Problem: Return each line of the data below exactly, omitting any pictures.

━━ Items

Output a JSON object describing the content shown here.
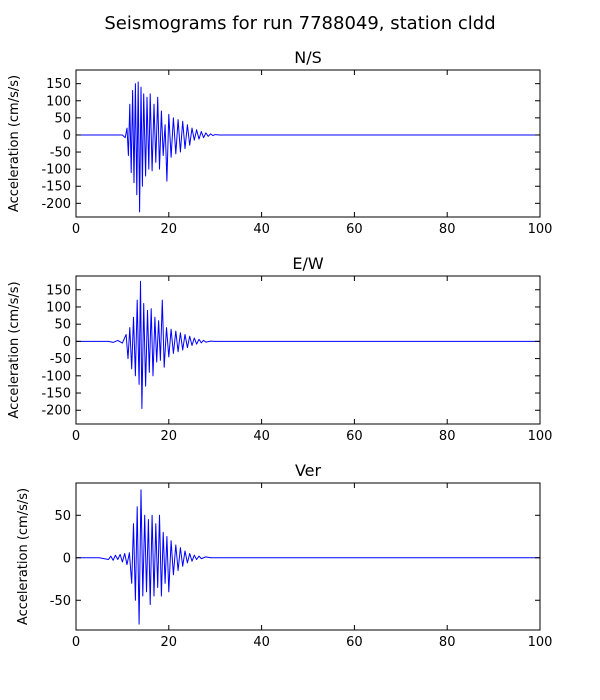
{
  "figure": {
    "title": "Seismograms for run 7788049, station cldd"
  },
  "chart_data": [
    {
      "type": "line",
      "title": "N/S",
      "xlabel": "",
      "ylabel": "Acceleration (cm/s/s)",
      "xlim": [
        0,
        100
      ],
      "ylim": [
        -240,
        190
      ],
      "xticks": [
        0,
        20,
        40,
        60,
        80,
        100
      ],
      "yticks": [
        150,
        100,
        50,
        0,
        -50,
        -100,
        -150,
        -200
      ],
      "grid": false,
      "color": "#0000ff",
      "series": [
        {
          "x": [
            0,
            10,
            10.6,
            11,
            11.3,
            11.6,
            11.9,
            12.2,
            12.5,
            12.8,
            13.1,
            13.4,
            13.7,
            14.0,
            14.3,
            14.6,
            15.0,
            15.3,
            15.7,
            16.0,
            16.4,
            16.8,
            17.2,
            17.6,
            18.0,
            18.4,
            18.8,
            19.2,
            19.6,
            20.0,
            20.5,
            21.0,
            21.5,
            22.0,
            22.5,
            23.0,
            23.5,
            24.0,
            24.5,
            25.0,
            25.5,
            26.0,
            26.5,
            27.0,
            27.5,
            28.0,
            28.5,
            29.0,
            29.5,
            30.0,
            31.0,
            100
          ],
          "y": [
            0,
            0,
            -8,
            20,
            -60,
            90,
            -110,
            130,
            -140,
            150,
            -175,
            155,
            -225,
            140,
            -150,
            120,
            -120,
            110,
            -100,
            120,
            -105,
            90,
            -80,
            110,
            -100,
            70,
            -60,
            30,
            -135,
            60,
            -65,
            50,
            -55,
            45,
            -50,
            40,
            -40,
            30,
            -30,
            20,
            -15,
            15,
            -12,
            10,
            -8,
            6,
            -4,
            3,
            -2,
            1,
            0,
            0
          ]
        }
      ]
    },
    {
      "type": "line",
      "title": "E/W",
      "xlabel": "",
      "ylabel": "Acceleration (cm/s/s)",
      "xlim": [
        0,
        100
      ],
      "ylim": [
        -240,
        190
      ],
      "xticks": [
        0,
        20,
        40,
        60,
        80,
        100
      ],
      "yticks": [
        150,
        100,
        50,
        0,
        -50,
        -100,
        -150,
        -200
      ],
      "grid": false,
      "color": "#0000ff",
      "series": [
        {
          "x": [
            0,
            7,
            8,
            9,
            10,
            10.8,
            11.2,
            11.6,
            12.0,
            12.4,
            12.8,
            13.2,
            13.6,
            13.9,
            14.2,
            14.6,
            15.0,
            15.4,
            15.8,
            16.2,
            16.6,
            17.0,
            17.4,
            17.8,
            18.2,
            18.6,
            19.0,
            19.5,
            20.0,
            20.5,
            21.0,
            21.5,
            22.0,
            22.5,
            23.0,
            23.5,
            24.0,
            24.5,
            25.0,
            25.5,
            26.0,
            26.5,
            27.0,
            27.5,
            28.0,
            29.0,
            30.0,
            100
          ],
          "y": [
            0,
            0,
            -3,
            3,
            -5,
            20,
            -50,
            40,
            -80,
            70,
            -100,
            120,
            -125,
            175,
            -195,
            110,
            -130,
            90,
            -90,
            95,
            -100,
            70,
            -60,
            60,
            -55,
            120,
            -75,
            40,
            -45,
            35,
            -35,
            30,
            -30,
            25,
            -25,
            20,
            -18,
            15,
            -12,
            10,
            -8,
            6,
            -4,
            3,
            -2,
            1,
            0,
            0
          ]
        }
      ]
    },
    {
      "type": "line",
      "title": "Ver",
      "xlabel": "",
      "ylabel": "Acceleration (cm/s/s)",
      "xlim": [
        0,
        100
      ],
      "ylim": [
        -85,
        88
      ],
      "xticks": [
        0,
        20,
        40,
        60,
        80,
        100
      ],
      "yticks": [
        50,
        0,
        -50
      ],
      "grid": false,
      "color": "#0000ff",
      "series": [
        {
          "x": [
            0,
            5,
            7,
            7.5,
            8,
            8.5,
            9,
            9.5,
            10,
            10.5,
            11,
            11.5,
            12,
            12.4,
            12.8,
            13.2,
            13.6,
            14.0,
            14.4,
            14.8,
            15.2,
            15.6,
            16.0,
            16.4,
            16.8,
            17.2,
            17.6,
            18.0,
            18.4,
            18.8,
            19.2,
            19.6,
            20.0,
            20.5,
            21.0,
            21.5,
            22.0,
            22.5,
            23.0,
            23.5,
            24.0,
            24.5,
            25.0,
            25.5,
            26.0,
            26.5,
            27.0,
            28.0,
            29.0,
            30.0,
            100
          ],
          "y": [
            0,
            0,
            -2,
            2,
            -3,
            3,
            -2,
            4,
            -5,
            5,
            -8,
            6,
            -30,
            40,
            -50,
            60,
            -78,
            80,
            -45,
            50,
            -40,
            45,
            -55,
            50,
            -45,
            40,
            -35,
            50,
            -45,
            30,
            -30,
            25,
            -40,
            20,
            -20,
            15,
            -15,
            12,
            -10,
            8,
            -6,
            5,
            -4,
            3,
            -2,
            2,
            -1,
            1,
            0,
            0,
            0
          ]
        }
      ]
    }
  ]
}
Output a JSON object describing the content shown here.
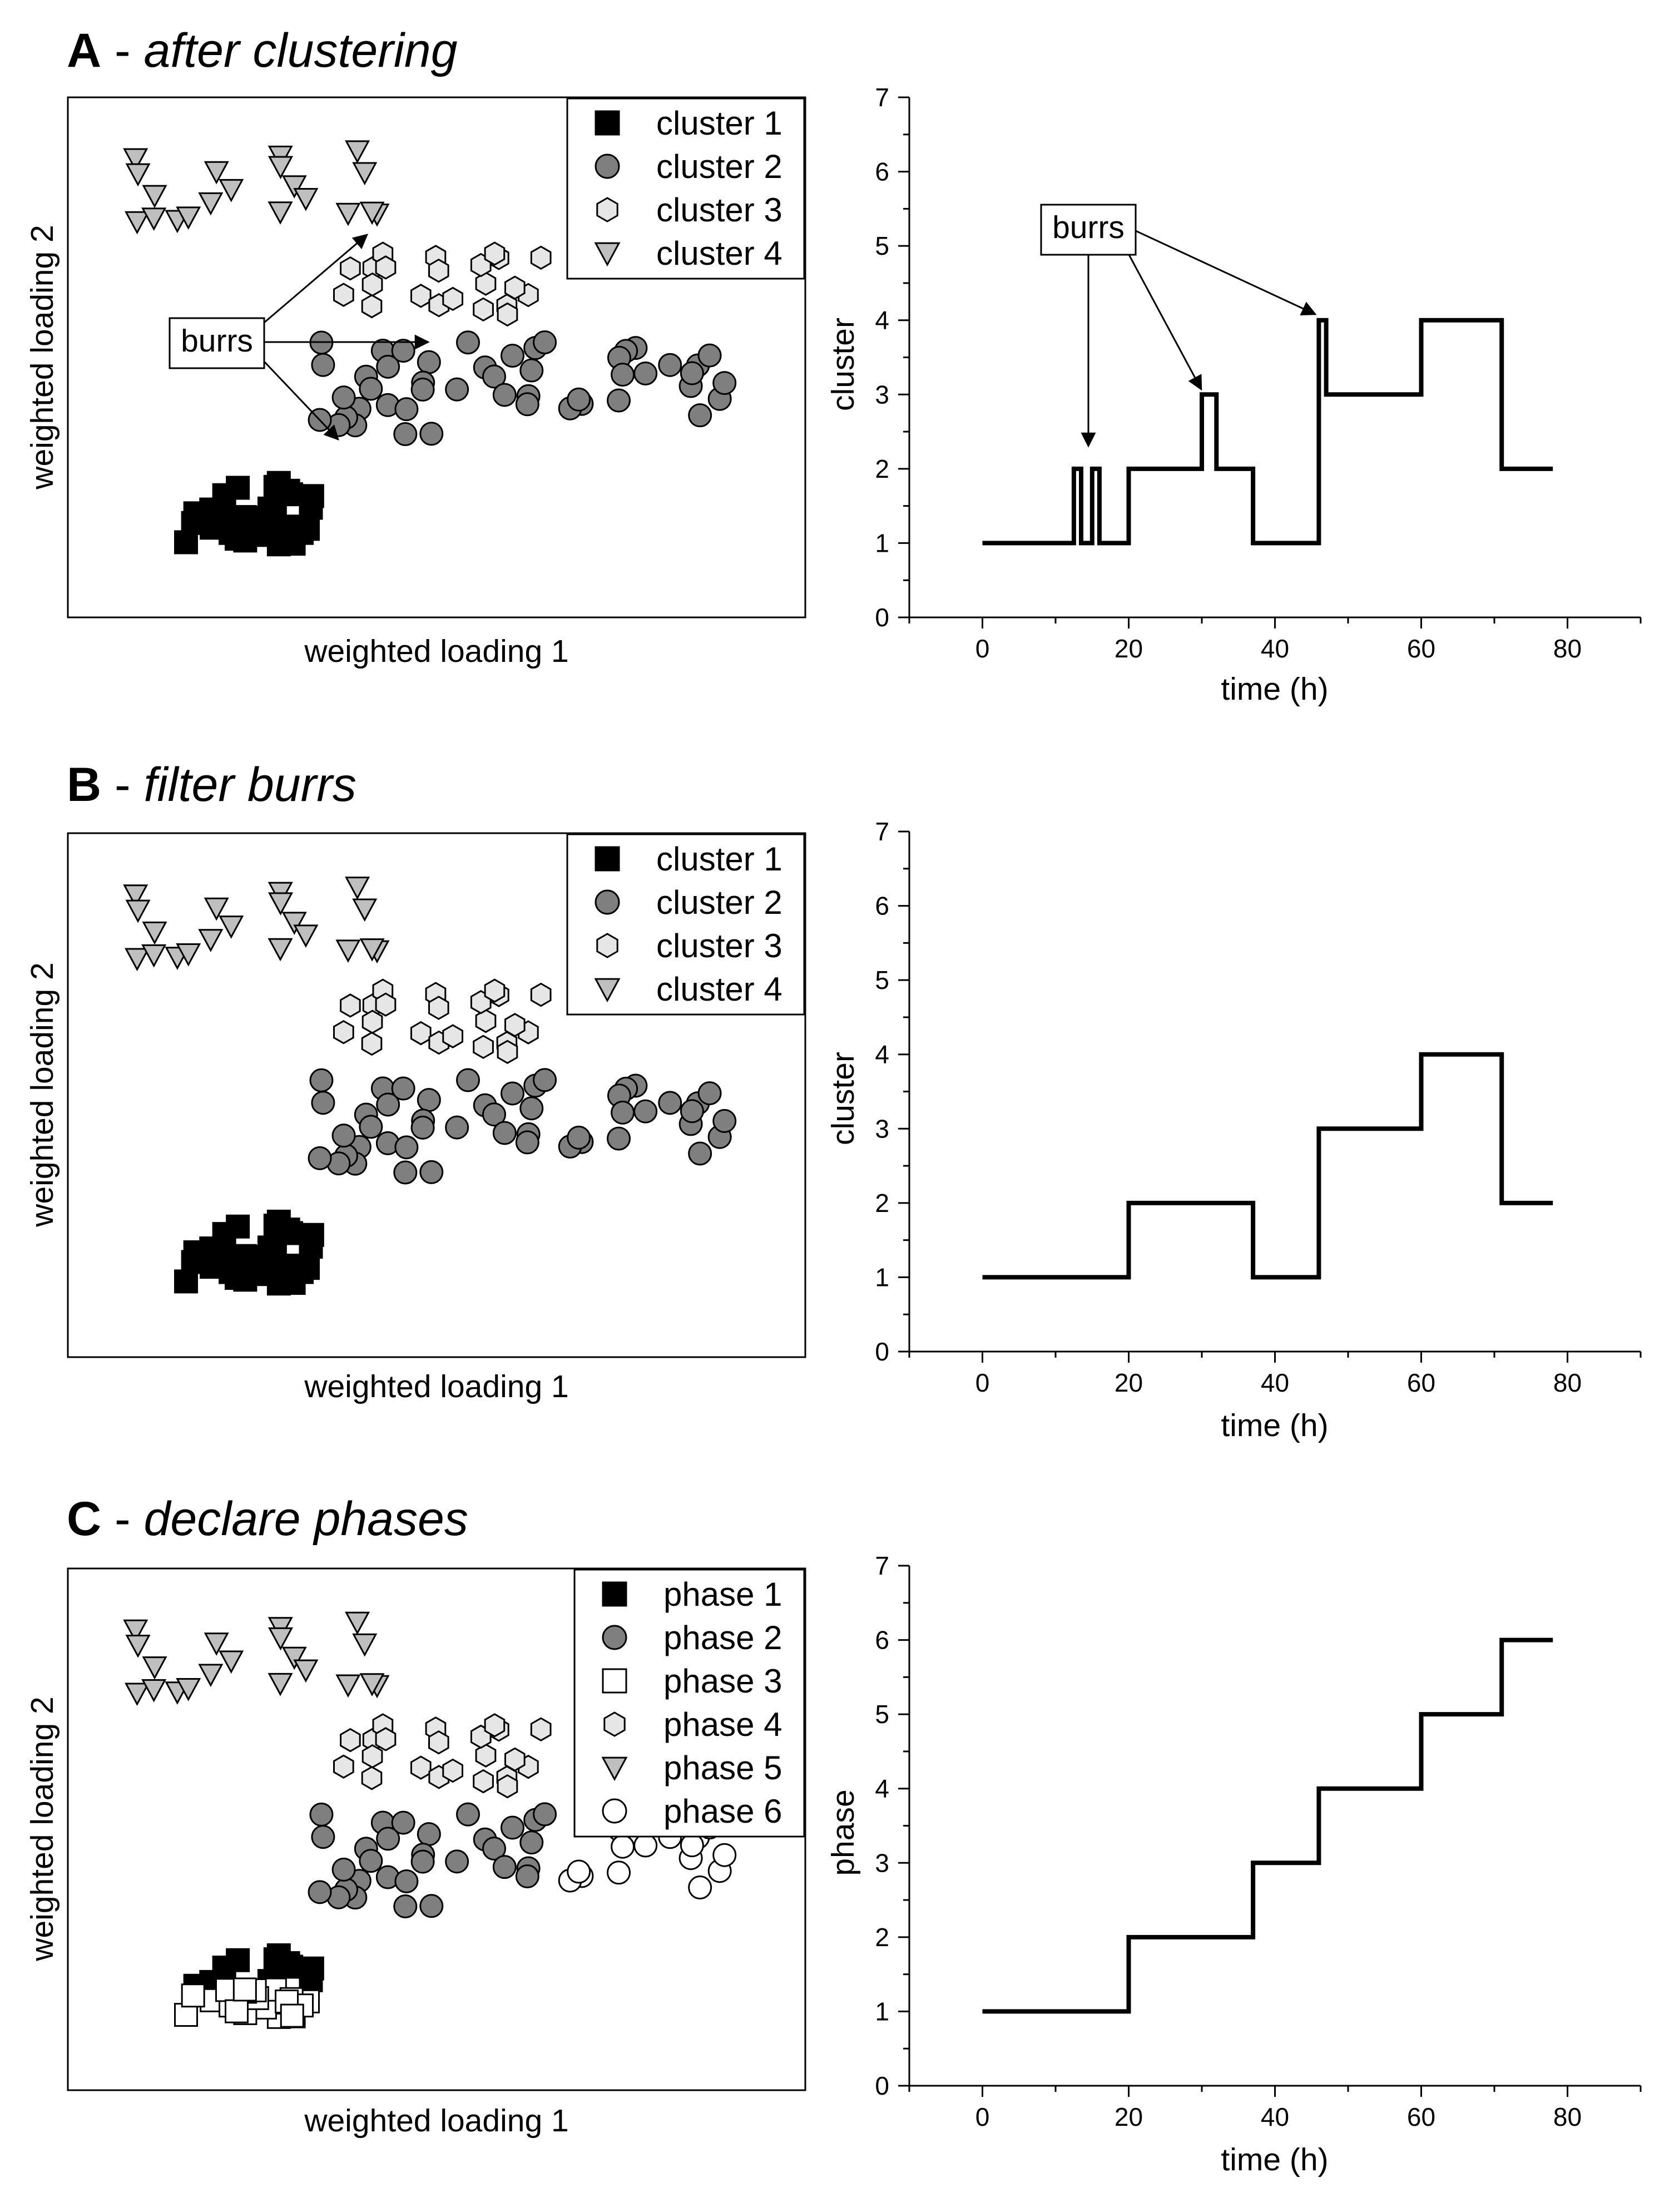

━━━━

The response:
Output a JSON object describing the content shown here.
{
  "figure": {
    "title": "Seismograms for run 7788049, station cldd"
  },
  "chart_data": [
    {
      "type": "line",
      "title": "N/S",
      "xlabel": "",
      "ylabel": "Acceleration (cm/s/s)",
      "xlim": [
        0,
        100
      ],
      "ylim": [
        -240,
        190
      ],
      "xticks": [
        0,
        20,
        40,
        60,
        80,
        100
      ],
      "yticks": [
        150,
        100,
        50,
        0,
        -50,
        -100,
        -150,
        -200
      ],
      "grid": false,
      "color": "#0000ff",
      "series": [
        {
          "x": [
            0,
            10,
            10.6,
            11,
            11.3,
            11.6,
            11.9,
            12.2,
            12.5,
            12.8,
            13.1,
            13.4,
            13.7,
            14.0,
            14.3,
            14.6,
            15.0,
            15.3,
            15.7,
            16.0,
            16.4,
            16.8,
            17.2,
            17.6,
            18.0,
            18.4,
            18.8,
            19.2,
            19.6,
            20.0,
            20.5,
            21.0,
            21.5,
            22.0,
            22.5,
            23.0,
            23.5,
            24.0,
            24.5,
            25.0,
            25.5,
            26.0,
            26.5,
            27.0,
            27.5,
            28.0,
            28.5,
            29.0,
            29.5,
            30.0,
            31.0,
            100
          ],
          "y": [
            0,
            0,
            -8,
            20,
            -60,
            90,
            -110,
            130,
            -140,
            150,
            -175,
            155,
            -225,
            140,
            -150,
            120,
            -120,
            110,
            -100,
            120,
            -105,
            90,
            -80,
            110,
            -100,
            70,
            -60,
            30,
            -135,
            60,
            -65,
            50,
            -55,
            45,
            -50,
            40,
            -40,
            30,
            -30,
            20,
            -15,
            15,
            -12,
            10,
            -8,
            6,
            -4,
            3,
            -2,
            1,
            0,
            0
          ]
        }
      ]
    },
    {
      "type": "line",
      "title": "E/W",
      "xlabel": "",
      "ylabel": "Acceleration (cm/s/s)",
      "xlim": [
        0,
        100
      ],
      "ylim": [
        -240,
        190
      ],
      "xticks": [
        0,
        20,
        40,
        60,
        80,
        100
      ],
      "yticks": [
        150,
        100,
        50,
        0,
        -50,
        -100,
        -150,
        -200
      ],
      "grid": false,
      "color": "#0000ff",
      "series": [
        {
          "x": [
            0,
            7,
            8,
            9,
            10,
            10.8,
            11.2,
            11.6,
            12.0,
            12.4,
            12.8,
            13.2,
            13.6,
            13.9,
            14.2,
            14.6,
            15.0,
            15.4,
            15.8,
            16.2,
            16.6,
            17.0,
            17.4,
            17.8,
            18.2,
            18.6,
            19.0,
            19.5,
            20.0,
            20.5,
            21.0,
            21.5,
            22.0,
            22.5,
            23.0,
            23.5,
            24.0,
            24.5,
            25.0,
            25.5,
            26.0,
            26.5,
            27.0,
            27.5,
            28.0,
            29.0,
            30.0,
            100
          ],
          "y": [
            0,
            0,
            -3,
            3,
            -5,
            20,
            -50,
            40,
            -80,
            70,
            -100,
            120,
            -125,
            175,
            -195,
            110,
            -130,
            90,
            -90,
            95,
            -100,
            70,
            -60,
            60,
            -55,
            120,
            -75,
            40,
            -45,
            35,
            -35,
            30,
            -30,
            25,
            -25,
            20,
            -18,
            15,
            -12,
            10,
            -8,
            6,
            -4,
            3,
            -2,
            1,
            0,
            0
          ]
        }
      ]
    },
    {
      "type": "line",
      "title": "Ver",
      "xlabel": "",
      "ylabel": "Acceleration (cm/s/s)",
      "xlim": [
        0,
        100
      ],
      "ylim": [
        -85,
        88
      ],
      "xticks": [
        0,
        20,
        40,
        60,
        80,
        100
      ],
      "yticks": [
        50,
        0,
        -50
      ],
      "grid": false,
      "color": "#0000ff",
      "series": [
        {
          "x": [
            0,
            5,
            7,
            7.5,
            8,
            8.5,
            9,
            9.5,
            10,
            10.5,
            11,
            11.5,
            12,
            12.4,
            12.8,
            13.2,
            13.6,
            14.0,
            14.4,
            14.8,
            15.2,
            15.6,
            16.0,
            16.4,
            16.8,
            17.2,
            17.6,
            18.0,
            18.4,
            18.8,
            19.2,
            19.6,
            20.0,
            20.5,
            21.0,
            21.5,
            22.0,
            22.5,
            23.0,
            23.5,
            24.0,
            24.5,
            25.0,
            25.5,
            26.0,
            26.5,
            27.0,
            28.0,
            29.0,
            30.0,
            100
          ],
          "y": [
            0,
            0,
            -2,
            2,
            -3,
            3,
            -2,
            4,
            -5,
            5,
            -8,
            6,
            -30,
            40,
            -50,
            60,
            -78,
            80,
            -45,
            50,
            -40,
            45,
            -55,
            50,
            -45,
            40,
            -35,
            50,
            -45,
            30,
            -30,
            25,
            -40,
            20,
            -20,
            15,
            -15,
            12,
            -10,
            8,
            -6,
            5,
            -4,
            3,
            -2,
            2,
            -1,
            1,
            0,
            0,
            0
          ]
        }
      ]
    }
  ]
}
Output a JSON object describing the content shown here.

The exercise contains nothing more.